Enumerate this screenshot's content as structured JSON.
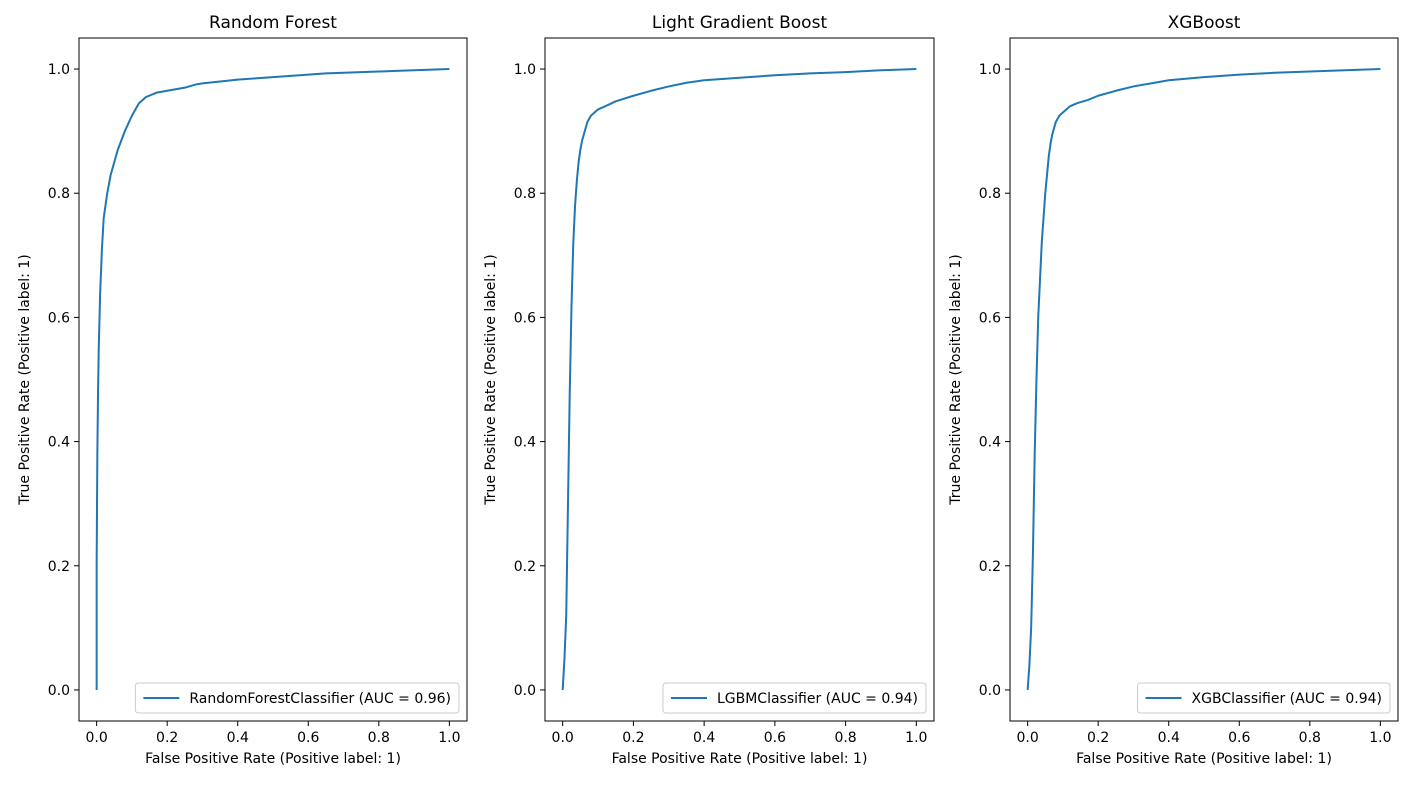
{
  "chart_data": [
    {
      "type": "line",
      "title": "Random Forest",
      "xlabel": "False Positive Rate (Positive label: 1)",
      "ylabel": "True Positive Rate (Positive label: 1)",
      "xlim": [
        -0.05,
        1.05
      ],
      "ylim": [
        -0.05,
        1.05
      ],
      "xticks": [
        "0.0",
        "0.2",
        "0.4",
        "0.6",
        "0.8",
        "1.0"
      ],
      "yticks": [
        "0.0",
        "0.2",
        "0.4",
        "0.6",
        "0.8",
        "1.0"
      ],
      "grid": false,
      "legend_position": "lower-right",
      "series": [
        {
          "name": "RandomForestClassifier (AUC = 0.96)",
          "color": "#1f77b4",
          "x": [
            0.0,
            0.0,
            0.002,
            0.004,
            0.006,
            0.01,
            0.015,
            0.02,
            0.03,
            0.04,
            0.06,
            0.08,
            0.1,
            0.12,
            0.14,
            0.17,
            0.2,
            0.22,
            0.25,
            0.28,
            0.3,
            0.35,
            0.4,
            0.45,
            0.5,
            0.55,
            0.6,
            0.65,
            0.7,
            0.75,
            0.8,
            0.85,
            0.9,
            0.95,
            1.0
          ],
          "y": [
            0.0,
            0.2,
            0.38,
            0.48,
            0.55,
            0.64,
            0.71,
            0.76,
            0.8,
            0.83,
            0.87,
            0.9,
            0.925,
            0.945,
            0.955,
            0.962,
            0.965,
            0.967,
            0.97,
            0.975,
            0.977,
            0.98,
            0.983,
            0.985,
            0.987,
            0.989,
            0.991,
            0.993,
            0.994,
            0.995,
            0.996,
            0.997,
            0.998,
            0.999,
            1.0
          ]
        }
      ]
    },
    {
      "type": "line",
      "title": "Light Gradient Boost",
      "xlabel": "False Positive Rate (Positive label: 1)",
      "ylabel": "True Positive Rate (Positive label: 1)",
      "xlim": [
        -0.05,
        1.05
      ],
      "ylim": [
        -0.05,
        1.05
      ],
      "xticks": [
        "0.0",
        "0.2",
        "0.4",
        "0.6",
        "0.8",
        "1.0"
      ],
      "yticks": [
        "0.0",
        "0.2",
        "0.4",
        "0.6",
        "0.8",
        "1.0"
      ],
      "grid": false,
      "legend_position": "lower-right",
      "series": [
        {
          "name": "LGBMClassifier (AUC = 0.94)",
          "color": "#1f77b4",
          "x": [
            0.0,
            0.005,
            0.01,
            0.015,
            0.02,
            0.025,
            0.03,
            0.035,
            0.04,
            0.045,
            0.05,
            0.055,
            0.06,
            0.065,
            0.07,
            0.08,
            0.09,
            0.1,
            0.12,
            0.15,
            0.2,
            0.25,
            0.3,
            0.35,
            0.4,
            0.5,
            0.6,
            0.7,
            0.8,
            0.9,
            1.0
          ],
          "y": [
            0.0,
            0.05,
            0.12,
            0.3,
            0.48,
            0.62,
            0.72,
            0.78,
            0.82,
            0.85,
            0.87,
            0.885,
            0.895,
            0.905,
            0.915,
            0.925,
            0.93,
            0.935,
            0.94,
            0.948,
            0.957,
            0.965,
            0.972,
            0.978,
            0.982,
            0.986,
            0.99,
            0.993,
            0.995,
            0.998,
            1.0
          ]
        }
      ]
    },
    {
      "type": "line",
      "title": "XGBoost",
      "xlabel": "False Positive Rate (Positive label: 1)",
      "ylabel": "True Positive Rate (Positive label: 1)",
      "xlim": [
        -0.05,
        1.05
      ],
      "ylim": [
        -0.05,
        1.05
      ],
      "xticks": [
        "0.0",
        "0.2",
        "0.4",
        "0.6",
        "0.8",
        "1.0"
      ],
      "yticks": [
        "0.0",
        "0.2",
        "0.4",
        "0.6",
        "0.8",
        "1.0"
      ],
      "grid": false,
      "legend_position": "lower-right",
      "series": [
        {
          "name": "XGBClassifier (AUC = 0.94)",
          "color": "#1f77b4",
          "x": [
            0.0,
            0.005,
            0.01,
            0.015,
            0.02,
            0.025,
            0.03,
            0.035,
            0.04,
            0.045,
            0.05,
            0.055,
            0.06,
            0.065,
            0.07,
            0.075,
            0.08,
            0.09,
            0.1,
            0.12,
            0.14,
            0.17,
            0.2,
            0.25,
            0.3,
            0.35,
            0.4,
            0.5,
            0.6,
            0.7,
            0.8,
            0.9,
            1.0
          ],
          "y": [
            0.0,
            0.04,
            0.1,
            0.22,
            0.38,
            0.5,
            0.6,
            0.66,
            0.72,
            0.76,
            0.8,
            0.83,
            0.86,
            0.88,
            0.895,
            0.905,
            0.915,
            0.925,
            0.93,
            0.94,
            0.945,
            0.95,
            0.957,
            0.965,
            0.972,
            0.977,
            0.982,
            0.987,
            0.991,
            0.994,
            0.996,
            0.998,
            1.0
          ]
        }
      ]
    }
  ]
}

> Written request:
Copy the data character for character, but drop all pictures from the copy.

> Problem solution:
Enumerate this screenshot's content as structured JSON.
{
  "chart_data": [
    {
      "type": "line",
      "title": "Random Forest",
      "xlabel": "False Positive Rate (Positive label: 1)",
      "ylabel": "True Positive Rate (Positive label: 1)",
      "xlim": [
        -0.05,
        1.05
      ],
      "ylim": [
        -0.05,
        1.05
      ],
      "xticks": [
        "0.0",
        "0.2",
        "0.4",
        "0.6",
        "0.8",
        "1.0"
      ],
      "yticks": [
        "0.0",
        "0.2",
        "0.4",
        "0.6",
        "0.8",
        "1.0"
      ],
      "grid": false,
      "legend_position": "lower-right",
      "series": [
        {
          "name": "RandomForestClassifier (AUC = 0.96)",
          "color": "#1f77b4",
          "x": [
            0.0,
            0.0,
            0.002,
            0.004,
            0.006,
            0.01,
            0.015,
            0.02,
            0.03,
            0.04,
            0.06,
            0.08,
            0.1,
            0.12,
            0.14,
            0.17,
            0.2,
            0.22,
            0.25,
            0.28,
            0.3,
            0.35,
            0.4,
            0.45,
            0.5,
            0.55,
            0.6,
            0.65,
            0.7,
            0.75,
            0.8,
            0.85,
            0.9,
            0.95,
            1.0
          ],
          "y": [
            0.0,
            0.2,
            0.38,
            0.48,
            0.55,
            0.64,
            0.71,
            0.76,
            0.8,
            0.83,
            0.87,
            0.9,
            0.925,
            0.945,
            0.955,
            0.962,
            0.965,
            0.967,
            0.97,
            0.975,
            0.977,
            0.98,
            0.983,
            0.985,
            0.987,
            0.989,
            0.991,
            0.993,
            0.994,
            0.995,
            0.996,
            0.997,
            0.998,
            0.999,
            1.0
          ]
        }
      ]
    },
    {
      "type": "line",
      "title": "Light Gradient Boost",
      "xlabel": "False Positive Rate (Positive label: 1)",
      "ylabel": "True Positive Rate (Positive label: 1)",
      "xlim": [
        -0.05,
        1.05
      ],
      "ylim": [
        -0.05,
        1.05
      ],
      "xticks": [
        "0.0",
        "0.2",
        "0.4",
        "0.6",
        "0.8",
        "1.0"
      ],
      "yticks": [
        "0.0",
        "0.2",
        "0.4",
        "0.6",
        "0.8",
        "1.0"
      ],
      "grid": false,
      "legend_position": "lower-right",
      "series": [
        {
          "name": "LGBMClassifier (AUC = 0.94)",
          "color": "#1f77b4",
          "x": [
            0.0,
            0.005,
            0.01,
            0.015,
            0.02,
            0.025,
            0.03,
            0.035,
            0.04,
            0.045,
            0.05,
            0.055,
            0.06,
            0.065,
            0.07,
            0.08,
            0.09,
            0.1,
            0.12,
            0.15,
            0.2,
            0.25,
            0.3,
            0.35,
            0.4,
            0.5,
            0.6,
            0.7,
            0.8,
            0.9,
            1.0
          ],
          "y": [
            0.0,
            0.05,
            0.12,
            0.3,
            0.48,
            0.62,
            0.72,
            0.78,
            0.82,
            0.85,
            0.87,
            0.885,
            0.895,
            0.905,
            0.915,
            0.925,
            0.93,
            0.935,
            0.94,
            0.948,
            0.957,
            0.965,
            0.972,
            0.978,
            0.982,
            0.986,
            0.99,
            0.993,
            0.995,
            0.998,
            1.0
          ]
        }
      ]
    },
    {
      "type": "line",
      "title": "XGBoost",
      "xlabel": "False Positive Rate (Positive label: 1)",
      "ylabel": "True Positive Rate (Positive label: 1)",
      "xlim": [
        -0.05,
        1.05
      ],
      "ylim": [
        -0.05,
        1.05
      ],
      "xticks": [
        "0.0",
        "0.2",
        "0.4",
        "0.6",
        "0.8",
        "1.0"
      ],
      "yticks": [
        "0.0",
        "0.2",
        "0.4",
        "0.6",
        "0.8",
        "1.0"
      ],
      "grid": false,
      "legend_position": "lower-right",
      "series": [
        {
          "name": "XGBClassifier (AUC = 0.94)",
          "color": "#1f77b4",
          "x": [
            0.0,
            0.005,
            0.01,
            0.015,
            0.02,
            0.025,
            0.03,
            0.035,
            0.04,
            0.045,
            0.05,
            0.055,
            0.06,
            0.065,
            0.07,
            0.075,
            0.08,
            0.09,
            0.1,
            0.12,
            0.14,
            0.17,
            0.2,
            0.25,
            0.3,
            0.35,
            0.4,
            0.5,
            0.6,
            0.7,
            0.8,
            0.9,
            1.0
          ],
          "y": [
            0.0,
            0.04,
            0.1,
            0.22,
            0.38,
            0.5,
            0.6,
            0.66,
            0.72,
            0.76,
            0.8,
            0.83,
            0.86,
            0.88,
            0.895,
            0.905,
            0.915,
            0.925,
            0.93,
            0.94,
            0.945,
            0.95,
            0.957,
            0.965,
            0.972,
            0.977,
            0.982,
            0.987,
            0.991,
            0.994,
            0.996,
            0.998,
            1.0
          ]
        }
      ]
    }
  ]
}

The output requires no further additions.